-- Your goal --
Can you copy out the material without changes, from the line with "svg-text:2020: 2020 — [355, 472, 387, 484]" up to and including the line with "series-chomage — [475, 240, 800, 248]"?

————

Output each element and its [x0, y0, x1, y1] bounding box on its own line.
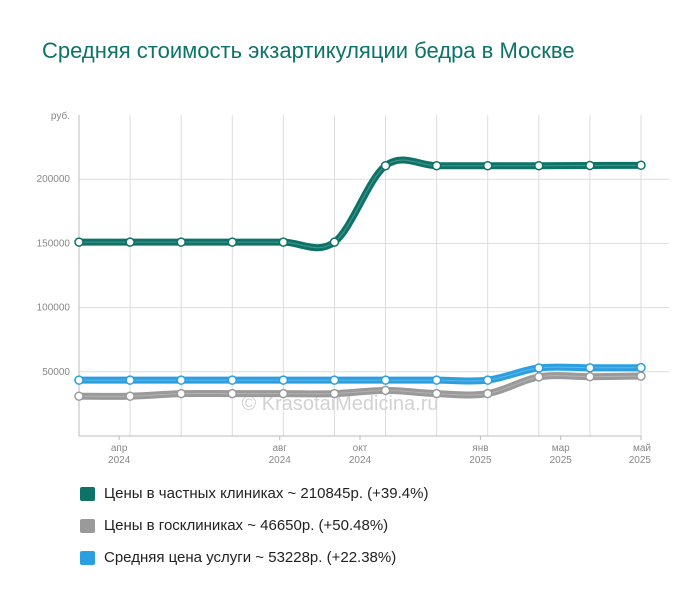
data-point-private: [227, 237, 238, 247]
y-tick-label: 100000: [37, 303, 71, 314]
data-point-private: [534, 160, 544, 171]
data-point-average: [125, 375, 135, 385]
data-point-average: [585, 363, 595, 373]
legend-label-average: Средняя цена услуги ~ 53228р. (+22.38%): [104, 549, 397, 566]
legend-swatch-average: [80, 551, 95, 565]
x-tick-label-year: 2024: [108, 455, 131, 466]
legend-swatch-private: [80, 487, 95, 501]
data-point-private: [74, 237, 84, 247]
data-point-private: [329, 237, 340, 247]
data-point-public: [380, 385, 391, 396]
data-point-public: [176, 388, 186, 399]
data-point-average: [278, 375, 289, 385]
x-tick-label: мар: [552, 443, 570, 454]
series-public: [74, 371, 646, 401]
x-tick-label-year: 2025: [550, 455, 573, 466]
data-point-private: [125, 237, 135, 247]
y-tick-label: 150000: [37, 238, 71, 249]
series-line-highlight-private: [79, 159, 642, 249]
data-point-average: [431, 375, 442, 385]
data-point-average: [534, 363, 544, 373]
data-point-private: [176, 237, 186, 247]
chart-title: Средняя стоимость экзартикуляции бедра в…: [42, 38, 575, 63]
data-point-average: [482, 375, 493, 385]
x-tick-label-year: 2025: [469, 455, 492, 466]
line-chart: 50000100000150000200000руб.апр2024авг202…: [37, 110, 669, 466]
data-point-average: [74, 375, 84, 385]
x-tick-label: май: [633, 443, 651, 454]
x-tick-label-year: 2024: [349, 455, 372, 466]
legend-label-private: Цены в частных клиниках ~ 210845р. (+39.…: [104, 485, 429, 502]
data-point-public: [227, 388, 238, 399]
x-tick-label: апр: [111, 443, 128, 454]
data-point-public: [125, 391, 135, 401]
data-point-average: [329, 375, 340, 385]
legend-label-public: Цены в госклиниках ~ 46650р. (+50.48%): [104, 517, 389, 534]
watermark: © KrasotaiMedicina.ru: [241, 393, 438, 415]
x-tick-label-year: 2025: [629, 455, 652, 466]
x-tick-label: авг: [272, 443, 287, 454]
series-private: [74, 156, 646, 252]
data-point-public: [585, 371, 595, 382]
y-tick-label: 200000: [37, 174, 71, 185]
y-unit-label: руб.: [51, 110, 70, 122]
data-point-private: [278, 237, 289, 247]
data-point-private: [585, 160, 595, 171]
legend-swatch-public: [80, 519, 95, 533]
data-point-public: [329, 388, 340, 399]
data-point-public: [74, 391, 84, 401]
data-point-public: [636, 371, 646, 381]
data-point-average: [636, 362, 646, 373]
data-point-average: [176, 375, 186, 385]
data-point-public: [278, 388, 289, 399]
data-point-average: [227, 375, 238, 385]
data-point-private: [636, 160, 646, 171]
y-tick-label: 50000: [42, 367, 70, 378]
x-tick-label-year: 2024: [269, 455, 292, 466]
data-point-private: [431, 160, 442, 171]
data-point-public: [431, 388, 442, 399]
x-tick-label: окт: [353, 443, 368, 454]
series-average: [74, 362, 646, 385]
series: [74, 156, 646, 401]
data-point-public: [534, 372, 544, 382]
data-point-private: [380, 160, 391, 171]
data-point-average: [380, 375, 391, 385]
data-point-private: [482, 160, 493, 171]
data-point-public: [482, 388, 493, 399]
x-tick-label: янв: [472, 443, 488, 454]
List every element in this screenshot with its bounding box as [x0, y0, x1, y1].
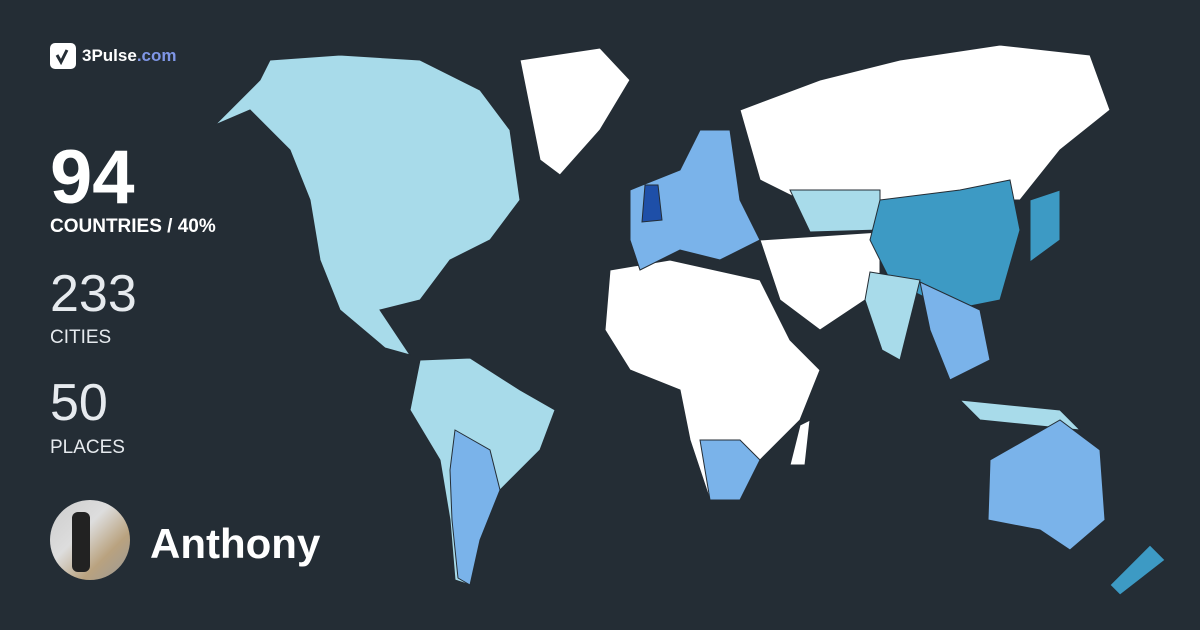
southern-africa[interactable]: [699, 439, 761, 501]
kazakhstan[interactable]: [789, 189, 881, 233]
person-silhouette: [72, 512, 90, 572]
brand-logo[interactable]: 3Pulse.com: [50, 43, 177, 69]
middle-east[interactable]: [759, 231, 881, 331]
cities-label: CITIES: [50, 327, 112, 348]
madagascar[interactable]: [789, 419, 811, 466]
brand-suffix: .com: [136, 46, 177, 65]
places-count: 50: [50, 374, 108, 432]
india[interactable]: [864, 271, 921, 361]
russia-asia[interactable]: [739, 44, 1111, 211]
greenland[interactable]: [519, 47, 631, 176]
avatar[interactable]: [50, 500, 130, 580]
new-zealand[interactable]: [1109, 544, 1166, 596]
indonesia[interactable]: [958, 399, 1082, 431]
user-name: Anthony: [150, 520, 321, 567]
brand-name: 3Pulse: [82, 46, 137, 65]
countries-label: COUNTRIES / 40%: [50, 216, 216, 237]
cities-count: 233: [50, 265, 137, 323]
japan[interactable]: [1029, 189, 1061, 263]
countries-count: 94: [50, 135, 135, 220]
southeast-asia[interactable]: [919, 281, 991, 381]
united-kingdom[interactable]: [641, 184, 663, 223]
pulse-logo-icon: [50, 43, 76, 69]
argentina[interactable]: [449, 429, 501, 586]
australia[interactable]: [987, 419, 1106, 551]
north-america[interactable]: [214, 54, 521, 356]
places-label: PLACES: [50, 437, 125, 458]
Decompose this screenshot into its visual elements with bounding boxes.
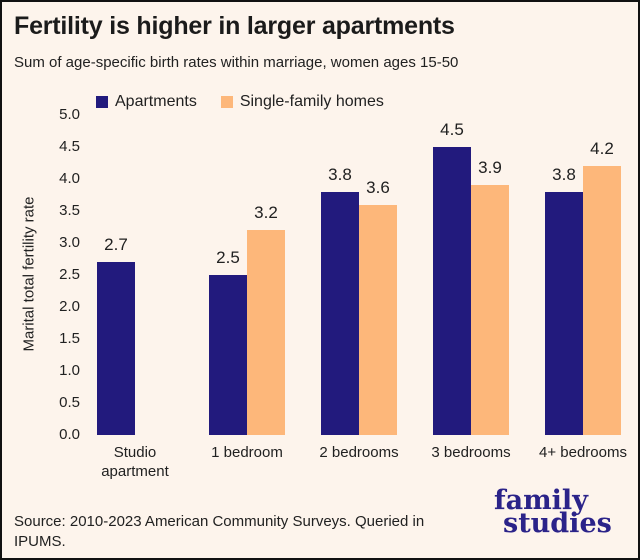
x-axis-category-label: 1 bedroom [211,444,283,461]
bar-single-family-homes [247,230,285,435]
source-note: Source: 2010-2023 American Community Sur… [14,512,424,552]
bar-value-label: 3.9 [478,158,502,178]
legend-label-single-family-homes: Single-family homes [239,93,384,110]
y-tick-label: 1.0 [59,362,80,379]
bar-value-label: 3.8 [328,164,352,184]
source-note-line1: Source: 2010-2023 American Community Sur… [14,513,425,530]
y-tick-label: 3.5 [59,202,80,219]
chart-title: Fertility is higher in larger apartments [14,12,455,40]
y-tick-label: 4.5 [59,138,80,155]
x-axis-category-label: Studio apartment [101,444,169,480]
bar-value-label: 2.5 [216,248,240,267]
bar-apartments [433,147,471,435]
y-tick-label: 0.0 [59,426,80,443]
legend-label-apartments: Apartments [115,93,197,110]
logo-word-studies: studies [503,508,612,539]
single-family-homes-color-swatch [220,96,233,108]
chart-subtitle: Sum of age-specific birth rates within m… [14,54,459,71]
y-tick-label: 2.0 [59,298,80,315]
legend-item-apartments: Apartments [96,93,197,111]
bar-value-label: 3.6 [366,177,390,197]
y-tick-label: 3.0 [59,234,80,251]
bar-value-label: 4.2 [590,139,614,159]
bar-apartments [321,191,359,435]
bar-single-family-homes [359,204,397,435]
bar-value-label: 4.5 [440,120,464,139]
apartments-color-swatch [96,96,108,108]
y-tick-label: 4.0 [59,170,80,187]
bar-apartments [97,262,135,435]
bar-single-family-homes [471,185,509,435]
x-axis-category-label: 3 bedrooms [431,444,511,461]
family-studies-logo: family studies [494,487,612,539]
y-tick-label: 5.0 [59,106,80,123]
bar-apartments [545,191,583,435]
legend-item-single-family-homes: Single-family homes [220,93,384,111]
source-note-line2: IPUMS. [14,533,66,550]
y-tick-label: 1.5 [59,330,80,347]
bar-value-label: 2.7 [104,235,128,255]
y-tick-label: 0.5 [59,394,80,411]
chart-legend: Apartments Single-family homes [96,93,384,111]
x-axis-category-label: 2 bedrooms [319,444,399,461]
x-axis-category-label: 4+ bedrooms [539,444,627,461]
bar-value-label: 3.8 [552,164,576,184]
y-tick-label: 2.5 [59,266,80,283]
bar-apartments [209,275,247,435]
bar-value-label: 3.2 [254,203,278,223]
logo-word-family: family [494,485,588,516]
bar-single-family-homes [583,166,621,435]
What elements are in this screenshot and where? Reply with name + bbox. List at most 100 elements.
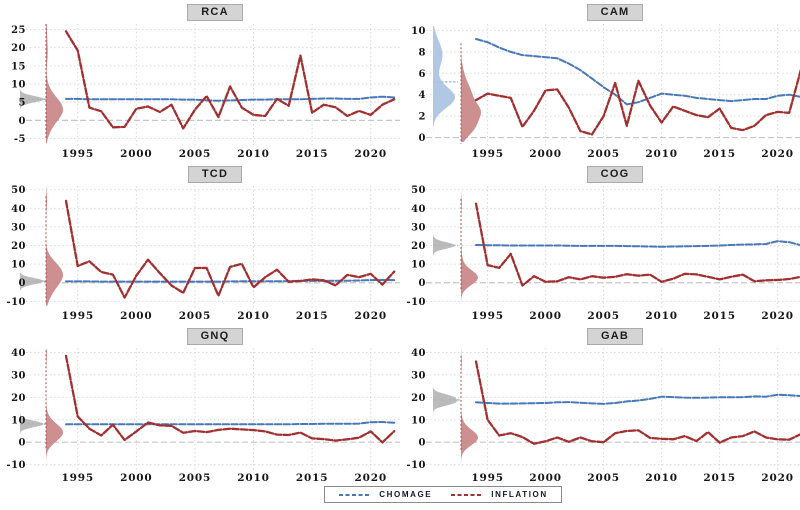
svg-text:2020: 2020 — [355, 472, 387, 484]
x-tick-labels: 1995 2000 2005 2010 2015 2020 — [471, 472, 793, 484]
panel-title-cam: CAM — [586, 4, 644, 21]
svg-text:0: 0 — [19, 438, 26, 449]
marginal-densities — [20, 348, 63, 468]
panel-title-wrap: CAM — [400, 0, 800, 21]
svg-text:2000: 2000 — [529, 148, 561, 160]
panel-title-wrap: RCA — [0, 0, 400, 21]
svg-text:30: 30 — [411, 222, 426, 233]
svg-text:2015: 2015 — [703, 310, 735, 322]
panel-gnq: GNQ -10 0 10 20 30 40 1995 2000 2005 2010 2015 2020 — [0, 324, 400, 486]
y-tick-labels: -10 0 10 20 30 40 — [6, 348, 26, 471]
horizontal-gridlines — [26, 351, 400, 466]
density-inflation — [46, 186, 63, 306]
svg-text:40: 40 — [411, 204, 426, 215]
svg-text:2010: 2010 — [237, 148, 269, 160]
svg-text:2005: 2005 — [587, 310, 619, 322]
panel-title-wrap: TCD — [0, 162, 400, 183]
svg-text:1995: 1995 — [471, 148, 503, 160]
svg-text:10: 10 — [11, 415, 26, 426]
density-chomage — [433, 186, 455, 306]
legend-row: CHOMAGE INFLATION — [0, 486, 800, 503]
legend-label-inflation: INFLATION — [491, 490, 548, 499]
y-tick-labels: -10 0 10 20 30 40 50 — [6, 185, 26, 308]
panel-cam: CAM 0 2 4 6 8 10 1995 2000 2005 2010 2015 2020 — [400, 0, 800, 162]
svg-text:2015: 2015 — [296, 472, 328, 484]
series-chomage — [475, 240, 800, 248]
svg-text:-10: -10 — [6, 297, 26, 308]
svg-text:0: 0 — [19, 278, 26, 289]
svg-text:2: 2 — [419, 112, 426, 123]
svg-text:40: 40 — [11, 348, 26, 359]
svg-text:20: 20 — [11, 43, 26, 54]
vertical-gridlines — [77, 348, 372, 472]
svg-text:20: 20 — [11, 241, 26, 252]
svg-text:2000: 2000 — [120, 148, 152, 160]
svg-text:1995: 1995 — [62, 310, 94, 322]
svg-text:2020: 2020 — [355, 310, 387, 322]
plot-gnq: -10 0 10 20 30 40 1995 2000 2005 2010 2015 2020 — [6, 348, 400, 484]
density-inflation — [461, 26, 481, 142]
svg-text:1995: 1995 — [471, 310, 503, 322]
panel-rca: RCA -5 0 5 10 15 20 25 1995 2000 2005 2010 2015 2020 — [0, 0, 400, 162]
marginal-densities — [20, 186, 63, 306]
svg-text:-5: -5 — [14, 134, 26, 145]
density-chomage — [433, 26, 455, 142]
svg-text:10: 10 — [411, 260, 426, 271]
svg-text:2020: 2020 — [761, 472, 793, 484]
y-tick-labels: -10 0 10 20 30 40 50 — [406, 185, 426, 308]
svg-text:10: 10 — [11, 80, 26, 91]
svg-text:2020: 2020 — [761, 310, 793, 322]
svg-text:10: 10 — [411, 26, 426, 37]
y-tick-labels: -10 0 10 20 30 40 — [406, 348, 426, 471]
x-tick-labels: 1995 2000 2005 2010 2015 2020 — [471, 310, 793, 322]
panel-title-gnq: GNQ — [186, 328, 244, 345]
svg-text:2005: 2005 — [179, 310, 211, 322]
marginal-densities — [433, 348, 478, 468]
vertical-gridlines — [487, 24, 779, 148]
panel-gab: GAB -10 0 10 20 30 40 1995 2000 2005 2010 2015 2020 — [400, 324, 800, 486]
legend: CHOMAGE INFLATION — [324, 486, 562, 503]
series-inflation — [474, 69, 800, 136]
panel-title-wrap: COG — [400, 162, 800, 183]
series-chomage — [65, 95, 396, 102]
panel-title-cog: COG — [586, 166, 644, 183]
svg-text:2000: 2000 — [529, 310, 561, 322]
horizontal-gridlines — [426, 189, 800, 302]
svg-text:30: 30 — [11, 370, 26, 381]
series-chomage — [475, 38, 800, 106]
plot-gab: -10 0 10 20 30 40 1995 2000 2005 2010 2015 2020 — [406, 348, 800, 484]
x-tick-labels: 1995 2000 2005 2010 2015 2020 — [471, 148, 793, 160]
horizontal-gridlines — [26, 28, 400, 140]
vertical-gridlines — [487, 348, 779, 472]
svg-text:20: 20 — [411, 393, 426, 404]
svg-text:2005: 2005 — [587, 148, 619, 160]
density-inflation — [46, 24, 63, 144]
vertical-gridlines — [77, 24, 372, 148]
panel-title-gab: GAB — [586, 328, 644, 345]
svg-text:1995: 1995 — [62, 148, 94, 160]
horizontal-gridlines — [426, 351, 800, 466]
svg-text:2015: 2015 — [703, 148, 735, 160]
svg-text:0: 0 — [419, 438, 426, 449]
svg-text:0: 0 — [419, 278, 426, 289]
density-inflation — [461, 348, 478, 468]
series-inflation — [474, 360, 800, 445]
vertical-gridlines — [487, 186, 779, 310]
svg-text:40: 40 — [11, 204, 26, 215]
svg-text:-10: -10 — [6, 460, 26, 471]
svg-text:2020: 2020 — [355, 148, 387, 160]
svg-text:-10: -10 — [406, 460, 426, 471]
svg-text:10: 10 — [11, 260, 26, 271]
marginal-densities — [433, 186, 478, 306]
svg-text:2010: 2010 — [645, 472, 677, 484]
svg-text:5: 5 — [19, 98, 26, 109]
svg-text:20: 20 — [11, 393, 26, 404]
svg-text:10: 10 — [411, 415, 426, 426]
series-chomage — [65, 421, 396, 426]
x-tick-labels: 1995 2000 2005 2010 2015 2020 — [62, 148, 387, 160]
plot-cam: 0 2 4 6 8 10 1995 2000 2005 2010 2015 2020 — [411, 24, 800, 160]
y-tick-labels: -5 0 5 10 15 20 25 — [11, 25, 26, 145]
series-inflation — [474, 202, 800, 287]
svg-text:50: 50 — [11, 185, 26, 196]
svg-text:-10: -10 — [406, 297, 426, 308]
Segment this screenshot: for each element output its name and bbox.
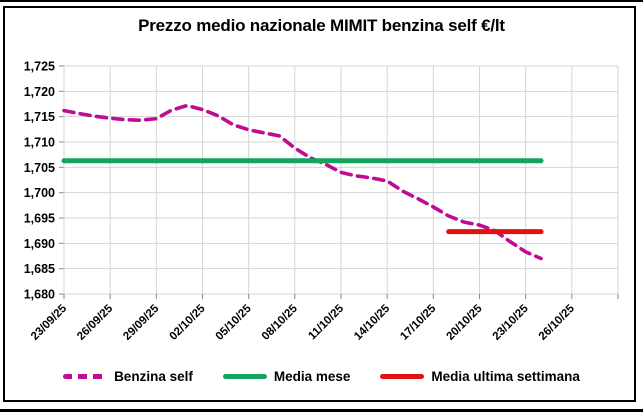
legend-item-benzina-self: Benzina self (63, 369, 193, 384)
media-ultima-settimana-line-swatch (380, 374, 425, 379)
svg-text:20/10/25: 20/10/25 (444, 302, 485, 343)
svg-text:1,715: 1,715 (24, 110, 55, 124)
chart-border-frame (3, 6, 636, 402)
svg-text:17/10/25: 17/10/25 (398, 302, 439, 343)
svg-text:11/10/25: 11/10/25 (306, 302, 346, 342)
svg-text:1,695: 1,695 (24, 212, 55, 226)
svg-text:05/10/25: 05/10/25 (214, 302, 255, 343)
svg-text:02/10/25: 02/10/25 (167, 302, 208, 343)
legend-label: Media ultima settimana (431, 369, 580, 384)
svg-text:1,720: 1,720 (24, 85, 55, 99)
svg-text:14/10/25: 14/10/25 (352, 302, 393, 343)
svg-text:1,690: 1,690 (24, 237, 55, 251)
media-mese-line-swatch (222, 374, 267, 379)
svg-text:1,700: 1,700 (24, 186, 55, 200)
svg-text:29/09/25: 29/09/25 (121, 302, 162, 343)
svg-text:1,705: 1,705 (24, 161, 55, 175)
top-edge-strip (0, 0, 643, 2)
legend-item-media-mese: Media mese (222, 369, 351, 384)
legend-label: Media mese (273, 369, 351, 384)
bottom-edge-strip (0, 409, 643, 412)
chart-legend: Benzina self Media mese Media ultima set… (0, 369, 643, 384)
chart-title: Prezzo medio nazionale MIMIT benzina sel… (138, 16, 505, 35)
svg-text:08/10/25: 08/10/25 (260, 302, 301, 343)
legend-label: Benzina self (114, 369, 193, 384)
svg-text:26/09/25: 26/09/25 (75, 302, 116, 343)
svg-text:23/10/25: 23/10/25 (491, 302, 532, 343)
legend-item-media-ultima-settimana: Media ultima settimana (380, 369, 580, 384)
svg-text:23/09/25: 23/09/25 (29, 302, 70, 343)
svg-text:1,710: 1,710 (24, 136, 55, 150)
svg-text:1,725: 1,725 (24, 60, 55, 74)
benzina-self-dashed-line-swatch (63, 374, 108, 379)
svg-text:1,685: 1,685 (24, 262, 55, 276)
svg-text:26/10/25: 26/10/25 (537, 302, 578, 343)
svg-text:1,680: 1,680 (24, 288, 55, 302)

————

-- Solution for this exercise --
svg-text:2020: 2020 — [355, 472, 387, 484]
x-tick-labels: 1995 2000 2005 2010 2015 2020 — [471, 472, 793, 484]
panel-title-cam: CAM — [586, 4, 644, 21]
svg-text:0: 0 — [19, 438, 26, 449]
marginal-densities — [20, 348, 63, 468]
panel-title-wrap: CAM — [400, 0, 800, 21]
svg-text:2000: 2000 — [529, 148, 561, 160]
panel-title-wrap: RCA — [0, 0, 400, 21]
svg-text:30: 30 — [411, 222, 426, 233]
svg-text:2015: 2015 — [703, 310, 735, 322]
panel-gnq: GNQ -10 0 10 20 30 40 1995 2000 2005 2010 2015 2020 — [0, 324, 400, 486]
y-tick-labels: -10 0 10 20 30 40 — [6, 348, 26, 471]
horizontal-gridlines — [26, 351, 400, 466]
density-inflation — [46, 186, 63, 306]
svg-text:40: 40 — [411, 204, 426, 215]
svg-text:2010: 2010 — [237, 148, 269, 160]
svg-text:2005: 2005 — [587, 310, 619, 322]
panel-title-wrap: TCD — [0, 162, 400, 183]
svg-text:1995: 1995 — [471, 148, 503, 160]
svg-text:10: 10 — [11, 415, 26, 426]
density-chomage — [433, 186, 455, 306]
legend-row: CHOMAGE INFLATION — [0, 486, 800, 503]
legend-label-inflation: INFLATION — [491, 490, 548, 499]
y-tick-labels: -10 0 10 20 30 40 50 — [6, 185, 26, 308]
panel-cam: CAM 0 2 4 6 8 10 1995 2000 2005 2010 2015 2020 — [400, 0, 800, 162]
svg-text:2015: 2015 — [296, 472, 328, 484]
series-chomage — [475, 240, 800, 248]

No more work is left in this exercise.